- [Task goal]
Lines holding the string "各位来宾" are the ones to copy; find them all in the data.

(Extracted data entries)
>>>>>

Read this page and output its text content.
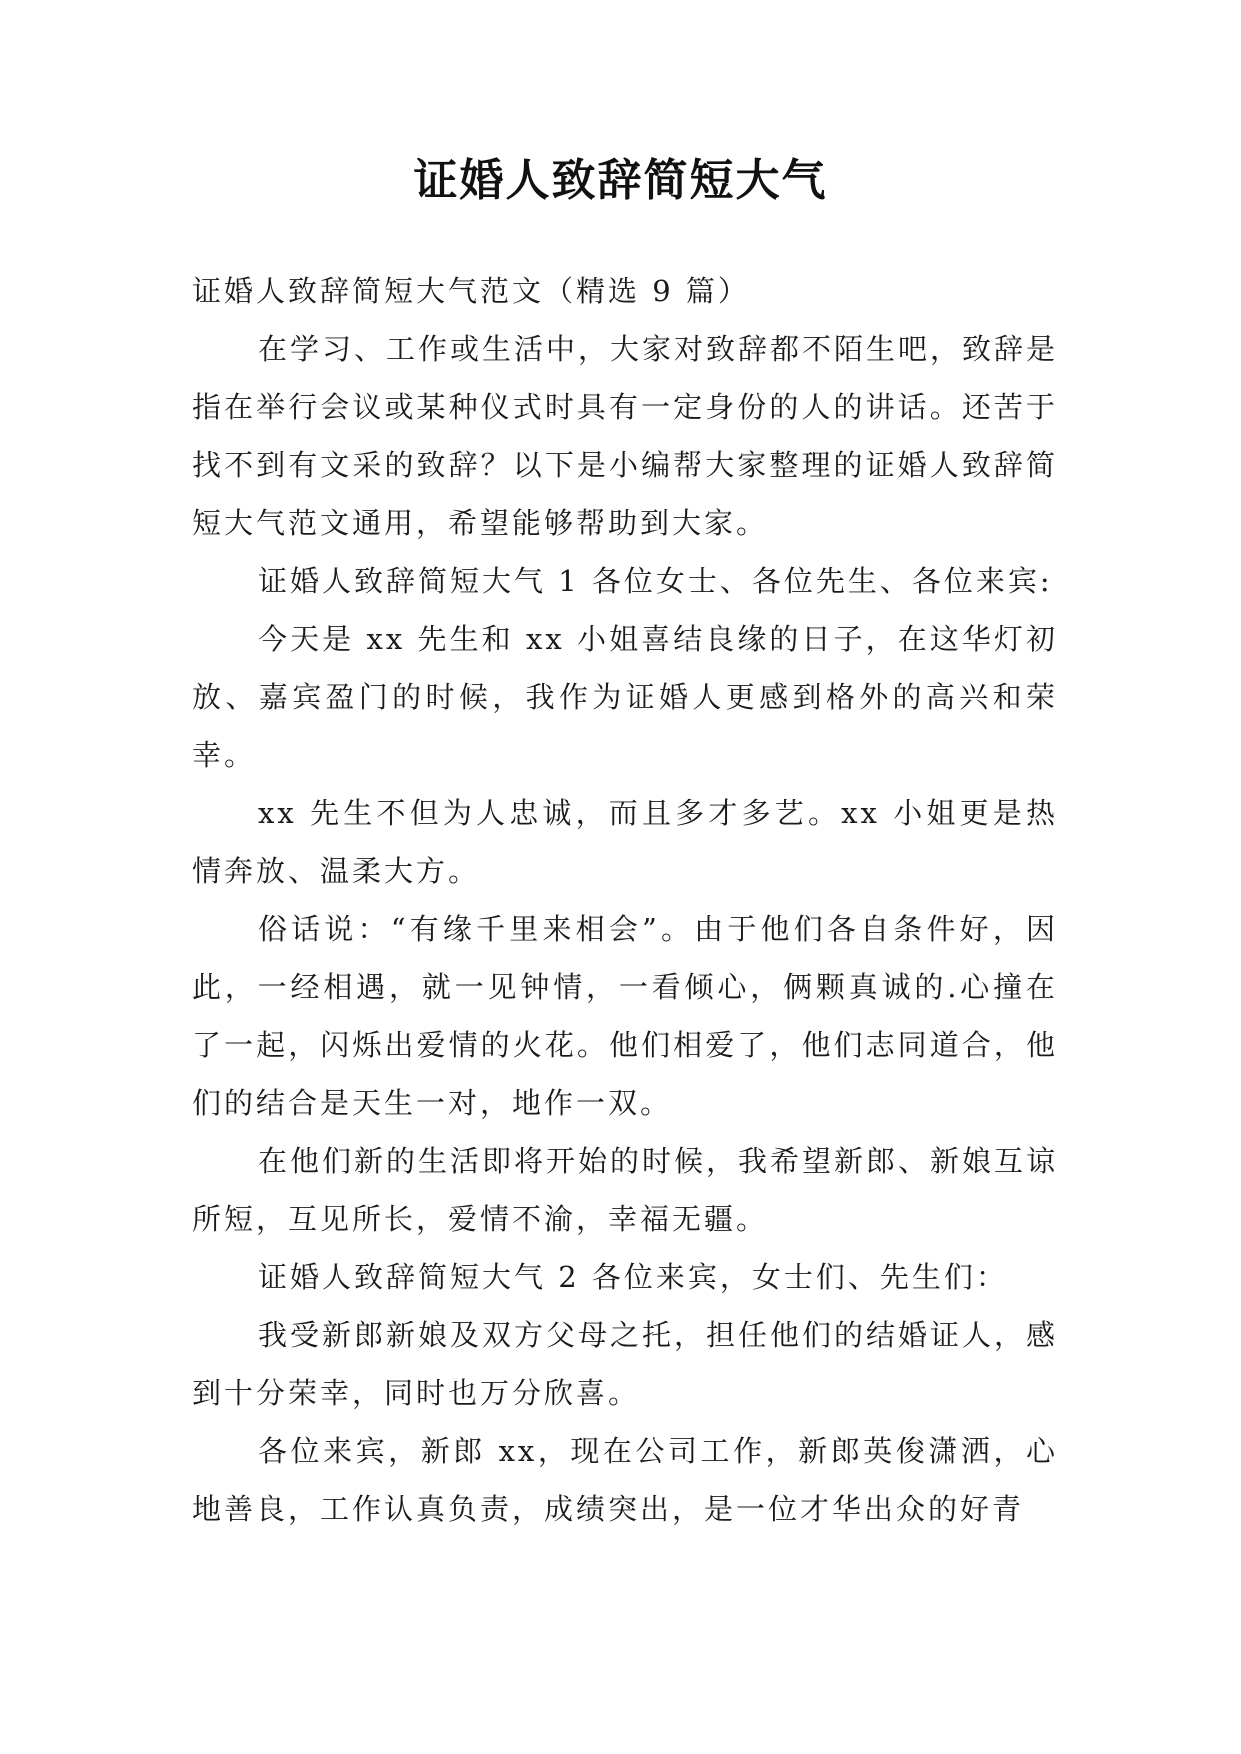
证婚人致辞简短大气

证婚人致辞简短大气范文（精选 9 篇）

在学习、工作或生活中，大家对致辞都不陌生吧，致辞是指在举行会议或某种仪式时具有一定身份的人的讲话。还苦于找不到有文采的致辞？以下是小编帮大家整理的证婚人致辞简短大气范文通用，希望能够帮助到大家。

证婚人致辞简短大气 1 各位女士、各位先生、各位来宾:

今天是 xx 先生和 xx 小姐喜结良缘的日子，在这华灯初放、嘉宾盈门的时候，我作为证婚人更感到格外的高兴和荣幸。

xx 先生不但为人忠诚，而且多才多艺。xx 小姐更是热情奔放、温柔大方。

俗话说：“有缘千里来相会”。由于他们各自条件好，因此，一经相遇，就一见钟情，一看倾心，俩颗真诚的.心撞在了一起，闪烁出爱情的火花。他们相爱了，他们志同道合，他们的结合是天生一对，地作一双。

在他们新的生活即将开始的时候，我希望新郎、新娘互谅所短，互见所长，爱情不渝，幸福无疆。

证婚人致辞简短大气 2 各位来宾，女士们、先生们：

我受新郎新娘及双方父母之托，担任他们的结婚证人，感到十分荣幸，同时也万分欣喜。

各位来宾，新郎 xx，现在公司工作，新郎英俊潇洒，心地善良，工作认真负责，成绩突出，是一位才华出众的好青
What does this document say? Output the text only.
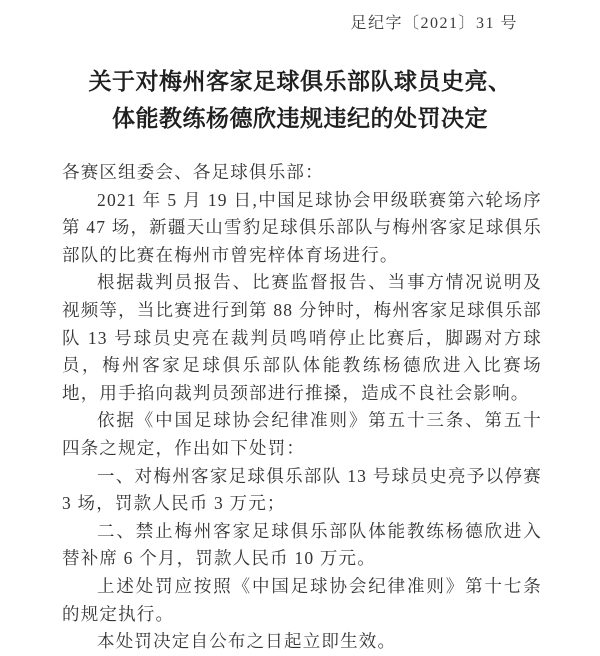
足纪字〔2021〕31 号
关于对梅州客家足球俱乐部队球员史亮、
体能教练杨德欣违规违纪的处罚决定

各赛区组委会、各足球俱乐部：

2021 年 5 月 19 日,中国足球协会甲级联赛第六轮场序第 47 场，新疆天山雪豹足球俱乐部队与梅州客家足球俱乐部队的比赛在梅州市曾宪梓体育场进行。

根据裁判员报告、比赛监督报告、当事方情况说明及视频等，当比赛进行到第 88 分钟时，梅州客家足球俱乐部队 13 号球员史亮在裁判员鸣哨停止比赛后，脚踢对方球员，梅州客家足球俱乐部队体能教练杨德欣进入比赛场地，用手掐向裁判员颈部进行推搡，造成不良社会影响。

依据《中国足球协会纪律准则》第五十三条、第五十四条之规定，作出如下处罚：

一、对梅州客家足球俱乐部队 13 号球员史亮予以停赛 3 场，罚款人民币 3 万元；

二、禁止梅州客家足球俱乐部队体能教练杨德欣进入替补席 6 个月，罚款人民币 10 万元。

上述处罚应按照《中国足球协会纪律准则》第十七条的规定执行。

本处罚决定自公布之日起立即生效。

<<<<<

- [Completed exercise]
证婚人致辞简短大气 1 各位女士、各位先生、各位来宾:
证婚人致辞简短大气 2 各位来宾，女士们、先生们：
各位来宾，新郎 xx，现在公司工作，新郎英俊潇洒，心地善良，工作认真负责，成绩突出，是一位才华出众的好青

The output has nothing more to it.